§ **WORK TO BE COMPLETED**: Here are some entries; quote each one exactly.

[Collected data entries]
* * *
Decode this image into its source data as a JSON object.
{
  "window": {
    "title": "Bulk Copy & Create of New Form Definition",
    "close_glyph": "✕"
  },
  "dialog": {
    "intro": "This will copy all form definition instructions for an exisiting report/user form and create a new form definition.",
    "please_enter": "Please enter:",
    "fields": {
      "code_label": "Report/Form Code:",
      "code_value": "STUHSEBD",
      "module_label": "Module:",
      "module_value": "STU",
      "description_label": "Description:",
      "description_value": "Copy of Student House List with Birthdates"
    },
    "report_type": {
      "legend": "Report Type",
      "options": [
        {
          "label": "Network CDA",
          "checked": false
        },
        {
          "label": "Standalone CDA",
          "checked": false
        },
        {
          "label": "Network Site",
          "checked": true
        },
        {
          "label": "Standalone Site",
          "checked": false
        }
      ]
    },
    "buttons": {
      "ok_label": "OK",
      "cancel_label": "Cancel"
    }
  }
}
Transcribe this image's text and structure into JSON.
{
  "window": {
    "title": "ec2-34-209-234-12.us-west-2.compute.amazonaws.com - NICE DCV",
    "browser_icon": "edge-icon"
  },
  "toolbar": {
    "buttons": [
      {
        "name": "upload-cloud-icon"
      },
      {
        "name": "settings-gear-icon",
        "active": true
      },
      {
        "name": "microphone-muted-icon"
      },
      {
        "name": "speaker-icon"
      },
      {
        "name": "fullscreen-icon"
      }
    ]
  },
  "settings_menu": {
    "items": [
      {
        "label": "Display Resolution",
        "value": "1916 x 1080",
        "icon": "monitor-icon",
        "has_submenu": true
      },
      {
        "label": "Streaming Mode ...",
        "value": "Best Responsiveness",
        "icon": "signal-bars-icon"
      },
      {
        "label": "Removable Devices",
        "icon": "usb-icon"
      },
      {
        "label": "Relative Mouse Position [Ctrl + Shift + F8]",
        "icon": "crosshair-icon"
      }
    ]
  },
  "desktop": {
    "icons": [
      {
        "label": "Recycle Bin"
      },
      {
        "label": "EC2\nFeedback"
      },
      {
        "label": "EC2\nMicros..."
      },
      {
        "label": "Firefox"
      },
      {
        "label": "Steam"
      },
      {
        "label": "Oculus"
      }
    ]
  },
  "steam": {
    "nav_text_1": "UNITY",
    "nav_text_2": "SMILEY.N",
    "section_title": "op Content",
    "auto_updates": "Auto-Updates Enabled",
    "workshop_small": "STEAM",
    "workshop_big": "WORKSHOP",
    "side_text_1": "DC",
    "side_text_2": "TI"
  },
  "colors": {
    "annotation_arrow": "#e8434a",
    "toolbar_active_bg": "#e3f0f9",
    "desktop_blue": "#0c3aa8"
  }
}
* * *
§ **RESPONSE TO THE EXERCISE**:
Decode this image into its source data as a JSON object.
{
  "window": {
    "title": "Bulk Copy & Create of New Form Definition",
    "close_glyph": "✕"
  },
  "dialog": {
    "intro": "This will copy all form definition instructions for an exisiting report/user form and create a new form definition.",
    "please_enter": "Please enter:",
    "fields": {
      "code_label": "Report/Form Code:",
      "code_value": "STUHSEBD",
      "module_label": "Module:",
      "module_value": "STU",
      "description_label": "Description:",
      "description_value": "Copy of Student House List with Birthdates"
    },
    "report_type": {
      "legend": "Report Type",
      "options": [
        {
          "label": "Network CDA",
          "checked": false
        },
        {
          "label": "Standalone CDA",
          "checked": false
        },
        {
          "label": "Network Site",
          "checked": true
        },
        {
          "label": "Standalone Site",
          "checked": false
        }
      ]
    },
    "buttons": {
      "ok_label": "OK",
      "cancel_label": "Cancel"
    }
  }
}
Transcribe this image's text and structure into JSON.
{
  "window": {
    "title": "ec2-34-209-234-12.us-west-2.compute.amazonaws.com - NICE DCV",
    "browser_icon": "edge-icon"
  },
  "toolbar": {
    "buttons": [
      {
        "name": "upload-cloud-icon"
      },
      {
        "name": "settings-gear-icon",
        "active": true
      },
      {
        "name": "microphone-muted-icon"
      },
      {
        "name": "speaker-icon"
      },
      {
        "name": "fullscreen-icon"
      }
    ]
  },
  "settings_menu": {
    "items": [
      {
        "label": "Display Resolution",
        "value": "1916 x 1080",
        "icon": "monitor-icon",
        "has_submenu": true
      },
      {
        "label": "Streaming Mode ...",
        "value": "Best Responsiveness",
        "icon": "signal-bars-icon"
      },
      {
        "label": "Removable Devices",
        "icon": "usb-icon"
      },
      {
        "label": "Relative Mouse Position [Ctrl + Shift + F8]",
        "icon": "crosshair-icon"
      }
    ]
  },
  "desktop": {
    "icons": [
      {
        "label": "Recycle Bin"
      },
      {
        "label": "EC2\nFeedback"
      },
      {
        "label": "EC2\nMicros..."
      },
      {
        "label": "Firefox"
      },
      {
        "label": "Steam"
      },
      {
        "label": "Oculus"
      }
    ]
  },
  "steam": {
    "nav_text_1": "UNITY",
    "nav_text_2": "SMILEY.N",
    "section_title": "op Content",
    "auto_updates": "Auto-Updates Enabled",
    "workshop_small": "STEAM",
    "workshop_big": "WORKSHOP",
    "side_text_1": "DC",
    "side_text_2": "TI"
  },
  "colors": {
    "annotation_arrow": "#e8434a",
    "toolbar_active_bg": "#e3f0f9",
    "desktop_blue": "#0c3aa8"
  }
}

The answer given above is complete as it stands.